━━ Records supplied
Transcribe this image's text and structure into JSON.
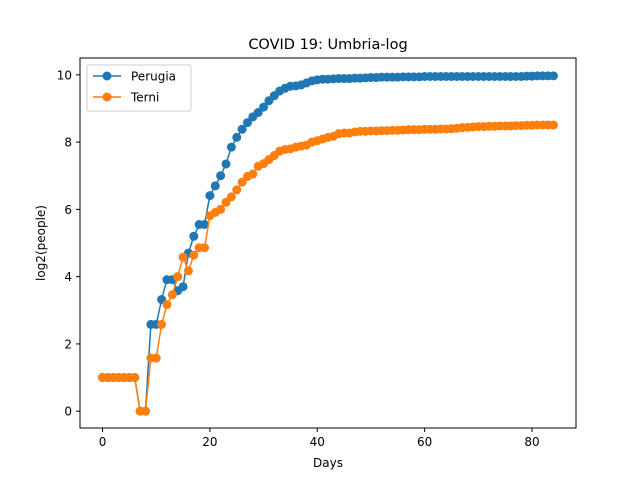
{
  "chart_data": {
    "type": "line",
    "title": "COVID 19: Umbria-log",
    "xlabel": "Days",
    "ylabel": "log2(people)",
    "xlim": [
      -4.2,
      88.2
    ],
    "ylim": [
      -0.5,
      10.5
    ],
    "xticks": [
      0,
      20,
      40,
      60,
      80
    ],
    "yticks": [
      0,
      2,
      4,
      6,
      8,
      10
    ],
    "grid": false,
    "legend_position": "upper-left",
    "series": [
      {
        "name": "Perugia",
        "color": "#1f77b4",
        "x": [
          0,
          1,
          2,
          3,
          4,
          5,
          6,
          7,
          8,
          9,
          10,
          11,
          12,
          13,
          14,
          15,
          16,
          17,
          18,
          19,
          20,
          21,
          22,
          23,
          24,
          25,
          26,
          27,
          28,
          29,
          30,
          31,
          32,
          33,
          34,
          35,
          36,
          37,
          38,
          39,
          40,
          41,
          42,
          43,
          44,
          45,
          46,
          47,
          48,
          49,
          50,
          51,
          52,
          53,
          54,
          55,
          56,
          57,
          58,
          59,
          60,
          61,
          62,
          63,
          64,
          65,
          66,
          67,
          68,
          69,
          70,
          71,
          72,
          73,
          74,
          75,
          76,
          77,
          78,
          79,
          80,
          81,
          82,
          83,
          84
        ],
        "y": [
          1.0,
          1.0,
          1.0,
          1.0,
          1.0,
          1.0,
          1.0,
          0.0,
          0.0,
          2.58,
          2.58,
          3.32,
          3.91,
          3.91,
          3.58,
          3.7,
          4.7,
          5.2,
          5.55,
          5.55,
          6.41,
          6.7,
          7.0,
          7.35,
          7.85,
          8.14,
          8.38,
          8.58,
          8.75,
          8.88,
          9.04,
          9.23,
          9.38,
          9.52,
          9.6,
          9.66,
          9.67,
          9.7,
          9.76,
          9.82,
          9.85,
          9.87,
          9.87,
          9.88,
          9.89,
          9.89,
          9.89,
          9.9,
          9.9,
          9.91,
          9.92,
          9.92,
          9.93,
          9.93,
          9.93,
          9.93,
          9.94,
          9.94,
          9.94,
          9.94,
          9.95,
          9.95,
          9.95,
          9.95,
          9.95,
          9.95,
          9.95,
          9.95,
          9.95,
          9.95,
          9.95,
          9.95,
          9.95,
          9.95,
          9.95,
          9.95,
          9.95,
          9.95,
          9.95,
          9.96,
          9.96,
          9.97,
          9.97,
          9.97,
          9.97
        ]
      },
      {
        "name": "Terni",
        "color": "#ff7f0e",
        "x": [
          0,
          1,
          2,
          3,
          4,
          5,
          6,
          7,
          8,
          9,
          10,
          11,
          12,
          13,
          14,
          15,
          16,
          17,
          18,
          19,
          20,
          21,
          22,
          23,
          24,
          25,
          26,
          27,
          28,
          29,
          30,
          31,
          32,
          33,
          34,
          35,
          36,
          37,
          38,
          39,
          40,
          41,
          42,
          43,
          44,
          45,
          46,
          47,
          48,
          49,
          50,
          51,
          52,
          53,
          54,
          55,
          56,
          57,
          58,
          59,
          60,
          61,
          62,
          63,
          64,
          65,
          66,
          67,
          68,
          69,
          70,
          71,
          72,
          73,
          74,
          75,
          76,
          77,
          78,
          79,
          80,
          81,
          82,
          83,
          84
        ],
        "y": [
          1.0,
          1.0,
          1.0,
          1.0,
          1.0,
          1.0,
          1.0,
          0.0,
          0.0,
          1.58,
          1.58,
          2.58,
          3.17,
          3.46,
          4.0,
          4.58,
          4.17,
          4.64,
          4.86,
          4.86,
          5.81,
          5.91,
          6.0,
          6.21,
          6.37,
          6.58,
          6.81,
          6.98,
          7.05,
          7.28,
          7.36,
          7.48,
          7.6,
          7.73,
          7.78,
          7.8,
          7.85,
          7.88,
          7.91,
          8.0,
          8.04,
          8.09,
          8.14,
          8.17,
          8.25,
          8.27,
          8.27,
          8.3,
          8.32,
          8.32,
          8.33,
          8.33,
          8.34,
          8.34,
          8.35,
          8.35,
          8.36,
          8.37,
          8.37,
          8.37,
          8.38,
          8.38,
          8.38,
          8.39,
          8.39,
          8.4,
          8.41,
          8.43,
          8.44,
          8.45,
          8.46,
          8.46,
          8.47,
          8.47,
          8.48,
          8.48,
          8.48,
          8.49,
          8.49,
          8.5,
          8.5,
          8.51,
          8.51,
          8.51,
          8.51
        ]
      }
    ]
  }
}
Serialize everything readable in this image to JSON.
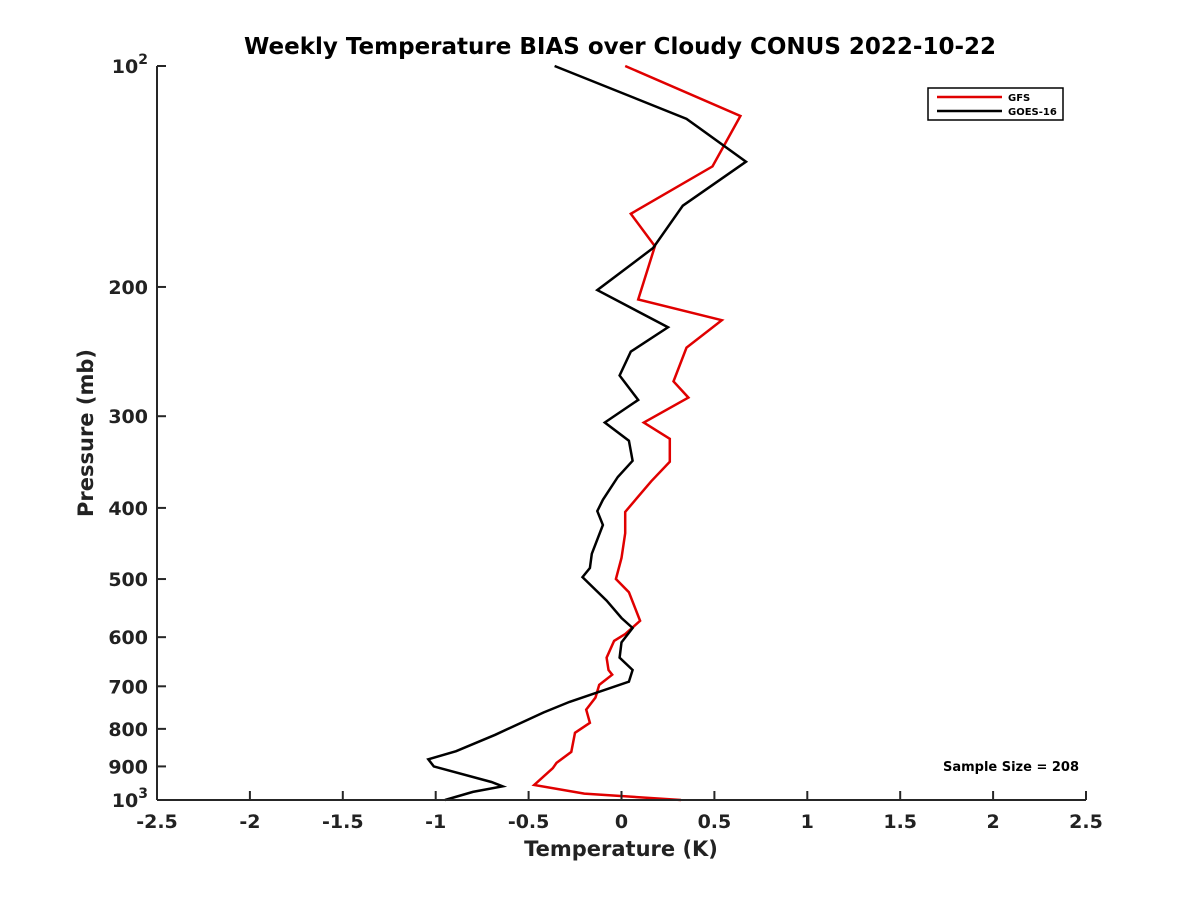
{
  "chart_data": {
    "type": "line",
    "title": "Weekly Temperature BIAS over Cloudy CONUS 2022-10-22",
    "xlabel": "Temperature (K)",
    "ylabel": "Pressure (mb)",
    "xlim": [
      -2.5,
      2.5
    ],
    "ylim": [
      1000,
      100
    ],
    "y_scale": "log",
    "y_reversed": true,
    "grid": false,
    "x_ticks": [
      -2.5,
      -2,
      -1.5,
      -1,
      -0.5,
      0,
      0.5,
      1,
      1.5,
      2,
      2.5
    ],
    "x_tick_labels": [
      "-2.5",
      "-2",
      "-1.5",
      "-1",
      "-0.5",
      "0",
      "0.5",
      "1",
      "1.5",
      "2",
      "2.5"
    ],
    "y_ticks": [
      100,
      200,
      300,
      400,
      500,
      600,
      700,
      800,
      900,
      1000
    ],
    "y_tick_labels": [
      {
        "base": "10",
        "exp": "2"
      },
      {
        "base": "200",
        "exp": ""
      },
      {
        "base": "300",
        "exp": ""
      },
      {
        "base": "400",
        "exp": ""
      },
      {
        "base": "500",
        "exp": ""
      },
      {
        "base": "600",
        "exp": ""
      },
      {
        "base": "700",
        "exp": ""
      },
      {
        "base": "800",
        "exp": ""
      },
      {
        "base": "900",
        "exp": ""
      },
      {
        "base": "10",
        "exp": "3"
      }
    ],
    "legend_position": "top-right",
    "annotation": "Sample Size = 208",
    "series": [
      {
        "name": "GFS",
        "color": "#e00000",
        "points": [
          [
            0.02,
            100
          ],
          [
            0.64,
            117
          ],
          [
            0.49,
            137
          ],
          [
            0.05,
            159
          ],
          [
            0.18,
            176
          ],
          [
            0.09,
            208
          ],
          [
            0.54,
            222
          ],
          [
            0.35,
            242
          ],
          [
            0.28,
            269
          ],
          [
            0.36,
            283
          ],
          [
            0.12,
            306
          ],
          [
            0.26,
            322
          ],
          [
            0.26,
            346
          ],
          [
            0.16,
            368
          ],
          [
            0.09,
            386
          ],
          [
            0.02,
            405
          ],
          [
            0.02,
            433
          ],
          [
            0.0,
            468
          ],
          [
            -0.03,
            500
          ],
          [
            0.04,
            521
          ],
          [
            0.1,
            570
          ],
          [
            0.02,
            594
          ],
          [
            -0.04,
            607
          ],
          [
            -0.08,
            640
          ],
          [
            -0.07,
            665
          ],
          [
            -0.05,
            675
          ],
          [
            -0.12,
            697
          ],
          [
            -0.14,
            725
          ],
          [
            -0.19,
            753
          ],
          [
            -0.17,
            785
          ],
          [
            -0.25,
            810
          ],
          [
            -0.27,
            860
          ],
          [
            -0.35,
            890
          ],
          [
            -0.37,
            905
          ],
          [
            -0.47,
            954
          ],
          [
            -0.2,
            980
          ],
          [
            0.32,
            1000
          ]
        ]
      },
      {
        "name": "GOES-16",
        "color": "#000000",
        "points": [
          [
            -0.36,
            100
          ],
          [
            0.35,
            118
          ],
          [
            0.67,
            135
          ],
          [
            0.33,
            155
          ],
          [
            0.17,
            177
          ],
          [
            -0.13,
            202
          ],
          [
            0.25,
            227
          ],
          [
            0.05,
            245
          ],
          [
            -0.01,
            264
          ],
          [
            0.09,
            285
          ],
          [
            -0.09,
            306
          ],
          [
            0.04,
            324
          ],
          [
            0.06,
            345
          ],
          [
            -0.02,
            363
          ],
          [
            -0.1,
            390
          ],
          [
            -0.13,
            404
          ],
          [
            -0.1,
            422
          ],
          [
            -0.16,
            462
          ],
          [
            -0.17,
            483
          ],
          [
            -0.21,
            497
          ],
          [
            -0.08,
            535
          ],
          [
            0.0,
            565
          ],
          [
            0.06,
            583
          ],
          [
            0.0,
            610
          ],
          [
            -0.01,
            640
          ],
          [
            0.06,
            665
          ],
          [
            0.04,
            690
          ],
          [
            -0.28,
            735
          ],
          [
            -0.42,
            760
          ],
          [
            -0.68,
            815
          ],
          [
            -0.89,
            858
          ],
          [
            -1.04,
            880
          ],
          [
            -1.01,
            900
          ],
          [
            -0.7,
            945
          ],
          [
            -0.64,
            958
          ],
          [
            -0.8,
            975
          ],
          [
            -0.95,
            1000
          ]
        ]
      }
    ]
  }
}
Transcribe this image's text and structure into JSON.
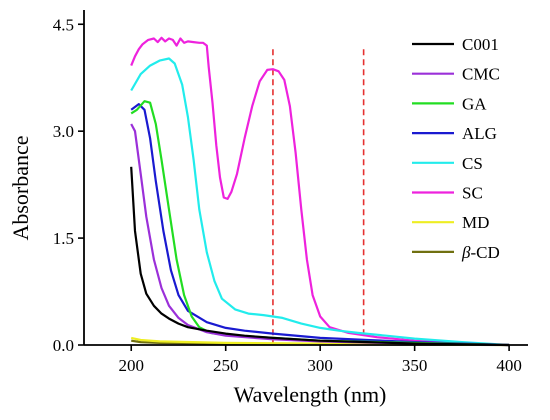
━━━━
**What is asked**
Pick out and copy the lines of the entries that hold the string "base".

**Solution to this problem**
        "base": "10",
        "base": "200",
        "base": "300",
        "base": "400",
        "base": "500",
        "base": "600",
        "base": "700",
        "base": "800",
        "base": "900",
        "base": "10",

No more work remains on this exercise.